══ Texte source ══

Un chemin, entre foi et histoire

Nouvel agencement pour la Procession. Près de neuf cents porteurs et musiciens ont remonté le temps. Le public? Ça dépendait des rues…

Étienne BOUSSEMART
Un chemin, entre foi et histoire
Procession Ty texte ©ÉdA

Septante groupes composent la Grande Procession. L’événement ne s’improvise pas. Tout s’y organise, la sécurité d’abord. Après ce qui vient encore de se produire à Saint-Julien à Ath, et bien sûr personne n’oublie la croix byzantine, pas de risques. Seules les statues «de moindre valeur» sont rangées dans la nef; châsses, croix et objets précieux se calfeutrent dans la salle du trésor, gardés par alarmes et porte blindée.

═══

§ **Questions d'étude**:
- 1) D'après l'article sur la procession, combien de groupes composent la Grande Procession ?
- 2) Citez le passage de l'article sur la procession compris entre « Septante groupes composent » et « et porte blindée. », bornes incluses.
- 3) Rédigez la suite de l'article sur la procession en reprenant après sa dernière phrase.

══ Informations fournies ══

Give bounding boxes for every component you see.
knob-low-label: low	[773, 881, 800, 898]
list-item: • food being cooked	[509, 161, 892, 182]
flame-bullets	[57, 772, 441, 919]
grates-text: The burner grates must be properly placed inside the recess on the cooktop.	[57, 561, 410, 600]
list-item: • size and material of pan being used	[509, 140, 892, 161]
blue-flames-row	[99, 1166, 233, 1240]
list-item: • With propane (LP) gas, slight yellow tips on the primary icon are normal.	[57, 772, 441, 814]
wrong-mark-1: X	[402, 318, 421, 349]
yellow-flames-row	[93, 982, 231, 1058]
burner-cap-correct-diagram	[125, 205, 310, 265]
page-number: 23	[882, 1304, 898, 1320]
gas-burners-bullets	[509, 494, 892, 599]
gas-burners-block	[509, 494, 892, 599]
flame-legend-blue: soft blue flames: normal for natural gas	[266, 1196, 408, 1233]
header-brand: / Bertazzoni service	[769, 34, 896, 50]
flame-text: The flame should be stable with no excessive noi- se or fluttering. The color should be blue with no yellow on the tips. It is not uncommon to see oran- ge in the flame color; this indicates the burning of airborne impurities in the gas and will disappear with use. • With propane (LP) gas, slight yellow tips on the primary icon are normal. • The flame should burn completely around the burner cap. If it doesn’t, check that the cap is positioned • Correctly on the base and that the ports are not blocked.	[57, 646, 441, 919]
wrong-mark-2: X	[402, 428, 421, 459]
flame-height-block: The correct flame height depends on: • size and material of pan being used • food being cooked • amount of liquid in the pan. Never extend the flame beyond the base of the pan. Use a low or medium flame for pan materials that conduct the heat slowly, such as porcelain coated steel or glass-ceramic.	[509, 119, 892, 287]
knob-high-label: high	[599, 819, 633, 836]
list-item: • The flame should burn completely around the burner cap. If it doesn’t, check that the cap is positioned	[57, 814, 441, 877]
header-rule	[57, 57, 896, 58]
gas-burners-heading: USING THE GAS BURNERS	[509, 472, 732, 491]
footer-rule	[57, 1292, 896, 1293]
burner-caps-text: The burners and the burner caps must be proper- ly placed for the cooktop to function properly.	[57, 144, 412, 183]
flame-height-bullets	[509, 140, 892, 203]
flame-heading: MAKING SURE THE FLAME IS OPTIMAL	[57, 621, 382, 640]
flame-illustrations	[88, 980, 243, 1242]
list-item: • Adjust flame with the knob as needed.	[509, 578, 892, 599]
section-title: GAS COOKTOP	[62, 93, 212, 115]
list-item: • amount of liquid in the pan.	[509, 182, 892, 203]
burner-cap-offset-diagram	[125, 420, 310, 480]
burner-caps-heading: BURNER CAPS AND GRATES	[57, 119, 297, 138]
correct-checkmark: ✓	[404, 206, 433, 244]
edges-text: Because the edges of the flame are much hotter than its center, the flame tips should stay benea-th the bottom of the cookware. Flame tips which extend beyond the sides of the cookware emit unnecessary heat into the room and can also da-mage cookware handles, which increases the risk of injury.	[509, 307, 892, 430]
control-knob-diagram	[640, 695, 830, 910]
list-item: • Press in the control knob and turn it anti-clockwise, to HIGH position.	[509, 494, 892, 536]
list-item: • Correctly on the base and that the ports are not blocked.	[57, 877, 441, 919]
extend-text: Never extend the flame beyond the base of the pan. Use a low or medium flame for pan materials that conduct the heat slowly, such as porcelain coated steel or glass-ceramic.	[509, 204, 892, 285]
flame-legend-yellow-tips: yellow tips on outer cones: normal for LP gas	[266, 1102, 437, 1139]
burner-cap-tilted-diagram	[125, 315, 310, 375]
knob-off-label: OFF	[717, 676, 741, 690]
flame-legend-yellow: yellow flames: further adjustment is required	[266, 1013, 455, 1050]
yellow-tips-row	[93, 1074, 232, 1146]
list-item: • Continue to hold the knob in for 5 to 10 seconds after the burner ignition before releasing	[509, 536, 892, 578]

═══

§ **Résultats par tâche**:
- 1) Septante groupes composent la Grande Procession.

- 2)
Septante groupes composent la Grande Procession. L’événement ne s’improvise pas. Tout s’y organise, la sécurité d’abord. Après ce qui vient encore de se produire à Saint-Julien à Ath, et bien sûr personne n’oublie la croix byzantine, pas de risques. Seules les statues «de moindre valeur» sont rangées dans la nef; châsses, croix et objets précieux se calfeutrent dans la salle du trésor, gardés par alarmes et porte blindée.

- 3)
La mise en place, c'est pour Pierre-Marie, Jean et Éric qui manient chaque objet avec «une nécessaire attention, ces pièces sont âgées, fragiles et aussi lourdes telles les châsses avec la Notre-Dame de 135 kilos, Saint-Eleuthère d'environ 100. Celle des Damoiseaux ne dépasse pas les 50. Tout est installé sur des brancards surélevés par des tréteaux».

Les fleurs sont indispensables… La firme Desablens, pour la vingtaine de statues, disposera près de deux mille œillets, gerberas, chrysanthèmes et glaïeuls en harmonies subtiles.

L'avis est unanime «la procession était beaucoup plus belle». Pourtant, les costumes, chatoyants, fastueux ici, pauvres là, n'ont pas changé. Par contre, «les groupes étaient mieux fournis, il y eut moins de trous», d'attente, la dignité et la tenue de ces bénévoles étaient à la mesure de leur mission de représentation au cœur des groupes constitués ».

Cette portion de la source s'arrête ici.